» **SHORT TASK**
Copy every line that holds "ylabel".

--- start RECORDS FOR THIS TASK ---

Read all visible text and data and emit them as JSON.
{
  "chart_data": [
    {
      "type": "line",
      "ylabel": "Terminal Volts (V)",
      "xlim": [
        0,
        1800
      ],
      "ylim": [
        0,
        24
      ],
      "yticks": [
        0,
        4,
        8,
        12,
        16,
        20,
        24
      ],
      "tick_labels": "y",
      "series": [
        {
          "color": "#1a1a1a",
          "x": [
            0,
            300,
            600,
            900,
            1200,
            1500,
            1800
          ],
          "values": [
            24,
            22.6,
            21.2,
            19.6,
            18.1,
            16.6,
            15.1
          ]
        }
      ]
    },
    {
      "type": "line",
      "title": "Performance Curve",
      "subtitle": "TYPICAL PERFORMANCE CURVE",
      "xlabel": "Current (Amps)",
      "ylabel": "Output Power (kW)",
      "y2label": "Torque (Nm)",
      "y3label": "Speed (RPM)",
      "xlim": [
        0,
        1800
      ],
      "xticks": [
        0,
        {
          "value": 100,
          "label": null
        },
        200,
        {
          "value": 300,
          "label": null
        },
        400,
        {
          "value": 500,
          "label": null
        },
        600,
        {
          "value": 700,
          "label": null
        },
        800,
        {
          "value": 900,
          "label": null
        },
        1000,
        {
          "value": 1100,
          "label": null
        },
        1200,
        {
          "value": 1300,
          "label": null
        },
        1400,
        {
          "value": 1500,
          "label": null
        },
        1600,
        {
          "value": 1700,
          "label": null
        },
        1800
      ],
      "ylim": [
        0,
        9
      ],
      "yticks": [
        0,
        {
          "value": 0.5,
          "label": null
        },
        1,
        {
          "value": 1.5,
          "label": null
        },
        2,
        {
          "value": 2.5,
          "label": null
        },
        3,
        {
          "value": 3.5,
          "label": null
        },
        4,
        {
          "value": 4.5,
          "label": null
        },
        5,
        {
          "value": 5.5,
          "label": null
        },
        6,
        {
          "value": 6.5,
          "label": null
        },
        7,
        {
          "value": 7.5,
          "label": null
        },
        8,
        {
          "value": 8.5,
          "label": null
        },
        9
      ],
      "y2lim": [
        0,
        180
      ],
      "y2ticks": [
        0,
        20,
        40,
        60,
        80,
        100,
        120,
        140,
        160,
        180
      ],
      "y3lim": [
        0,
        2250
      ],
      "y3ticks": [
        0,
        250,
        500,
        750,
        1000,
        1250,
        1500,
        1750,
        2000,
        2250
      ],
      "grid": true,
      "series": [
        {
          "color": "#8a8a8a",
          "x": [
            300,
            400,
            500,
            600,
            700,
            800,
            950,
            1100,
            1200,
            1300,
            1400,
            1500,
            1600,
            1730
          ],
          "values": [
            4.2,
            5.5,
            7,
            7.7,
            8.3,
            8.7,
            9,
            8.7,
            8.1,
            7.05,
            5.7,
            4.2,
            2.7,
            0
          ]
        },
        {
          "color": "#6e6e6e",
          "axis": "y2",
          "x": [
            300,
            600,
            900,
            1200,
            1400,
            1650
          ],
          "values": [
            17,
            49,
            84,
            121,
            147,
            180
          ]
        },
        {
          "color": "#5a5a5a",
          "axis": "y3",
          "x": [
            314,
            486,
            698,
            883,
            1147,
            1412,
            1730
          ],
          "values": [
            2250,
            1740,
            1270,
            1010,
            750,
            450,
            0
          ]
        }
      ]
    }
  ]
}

--- end RECORDS FOR THIS TASK ---

» **THE RESPONSE**
      "ylabel": "Terminal Volts (V)",
      "ylabel": "Output Power (kW)",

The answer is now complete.